[Description of the task]:
Print the listing below in its entirety, character for character.

[Data lines]:
____

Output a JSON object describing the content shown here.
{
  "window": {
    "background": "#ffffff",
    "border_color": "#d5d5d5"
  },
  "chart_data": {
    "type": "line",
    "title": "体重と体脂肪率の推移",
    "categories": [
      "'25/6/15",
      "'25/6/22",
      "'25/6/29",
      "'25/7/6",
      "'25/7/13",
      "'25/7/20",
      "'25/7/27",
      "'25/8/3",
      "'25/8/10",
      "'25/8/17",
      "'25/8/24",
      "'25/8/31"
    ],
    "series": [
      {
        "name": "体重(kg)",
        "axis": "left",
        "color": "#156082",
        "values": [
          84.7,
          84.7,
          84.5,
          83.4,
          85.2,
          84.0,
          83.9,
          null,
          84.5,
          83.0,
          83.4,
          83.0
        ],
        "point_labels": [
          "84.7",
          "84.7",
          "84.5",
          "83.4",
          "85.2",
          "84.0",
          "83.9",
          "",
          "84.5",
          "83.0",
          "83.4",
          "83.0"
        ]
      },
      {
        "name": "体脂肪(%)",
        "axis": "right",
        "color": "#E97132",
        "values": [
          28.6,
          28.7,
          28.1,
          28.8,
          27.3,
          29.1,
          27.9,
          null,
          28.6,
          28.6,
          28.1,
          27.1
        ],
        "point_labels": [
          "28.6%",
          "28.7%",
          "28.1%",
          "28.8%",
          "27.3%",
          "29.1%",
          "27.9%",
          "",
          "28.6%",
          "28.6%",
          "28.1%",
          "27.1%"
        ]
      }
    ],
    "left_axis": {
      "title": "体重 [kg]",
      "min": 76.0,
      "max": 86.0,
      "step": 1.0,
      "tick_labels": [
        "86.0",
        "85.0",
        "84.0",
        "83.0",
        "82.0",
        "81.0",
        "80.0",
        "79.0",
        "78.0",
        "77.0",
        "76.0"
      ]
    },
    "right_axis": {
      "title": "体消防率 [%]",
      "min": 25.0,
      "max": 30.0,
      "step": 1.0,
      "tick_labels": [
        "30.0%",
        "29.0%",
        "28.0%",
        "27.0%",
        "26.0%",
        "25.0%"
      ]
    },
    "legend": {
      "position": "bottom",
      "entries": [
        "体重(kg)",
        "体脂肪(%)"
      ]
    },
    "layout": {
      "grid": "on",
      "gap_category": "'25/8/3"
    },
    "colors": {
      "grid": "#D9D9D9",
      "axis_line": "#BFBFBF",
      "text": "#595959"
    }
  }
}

____

[Exercise output]:
Output a JSON object describing the content shown here.
{
  "window": {
    "background": "#ffffff",
    "border_color": "#d5d5d5"
  },
  "chart_data": {
    "type": "line",
    "title": "体重と体脂肪率の推移",
    "categories": [
      "'25/6/15",
      "'25/6/22",
      "'25/6/29",
      "'25/7/6",
      "'25/7/13",
      "'25/7/20",
      "'25/7/27",
      "'25/8/3",
      "'25/8/10",
      "'25/8/17",
      "'25/8/24",
      "'25/8/31"
    ],
    "series": [
      {
        "name": "体重(kg)",
        "axis": "left",
        "color": "#156082",
        "values": [
          84.7,
          84.7,
          84.5,
          83.4,
          85.2,
          84.0,
          83.9,
          null,
          84.5,
          83.0,
          83.4,
          83.0
        ],
        "point_labels": [
          "84.7",
          "84.7",
          "84.5",
          "83.4",
          "85.2",
          "84.0",
          "83.9",
          "",
          "84.5",
          "83.0",
          "83.4",
          "83.0"
        ]
      },
      {
        "name": "体脂肪(%)",
        "axis": "right",
        "color": "#E97132",
        "values": [
          28.6,
          28.7,
          28.1,
          28.8,
          27.3,
          29.1,
          27.9,
          null,
          28.6,
          28.6,
          28.1,
          27.1
        ],
        "point_labels": [
          "28.6%",
          "28.7%",
          "28.1%",
          "28.8%",
          "27.3%",
          "29.1%",
          "27.9%",
          "",
          "28.6%",
          "28.6%",
          "28.1%",
          "27.1%"
        ]
      }
    ],
    "left_axis": {
      "title": "体重 [kg]",
      "min": 76.0,
      "max": 86.0,
      "step": 1.0,
      "tick_labels": [
        "86.0",
        "85.0",
        "84.0",
        "83.0",
        "82.0",
        "81.0",
        "80.0",
        "79.0",
        "78.0",
        "77.0",
        "76.0"
      ]
    },
    "right_axis": {
      "title": "体消防率 [%]",
      "min": 25.0,
      "max": 30.0,
      "step": 1.0,
      "tick_labels": [
        "30.0%",
        "29.0%",
        "28.0%",
        "27.0%",
        "26.0%",
        "25.0%"
      ]
    },
    "legend": {
      "position": "bottom",
      "entries": [
        "体重(kg)",
        "体脂肪(%)"
      ]
    },
    "layout": {
      "grid": "on",
      "gap_category": "'25/8/3"
    },
    "colors": {
      "grid": "#D9D9D9",
      "axis_line": "#BFBFBF",
      "text": "#595959"
    }
  }
}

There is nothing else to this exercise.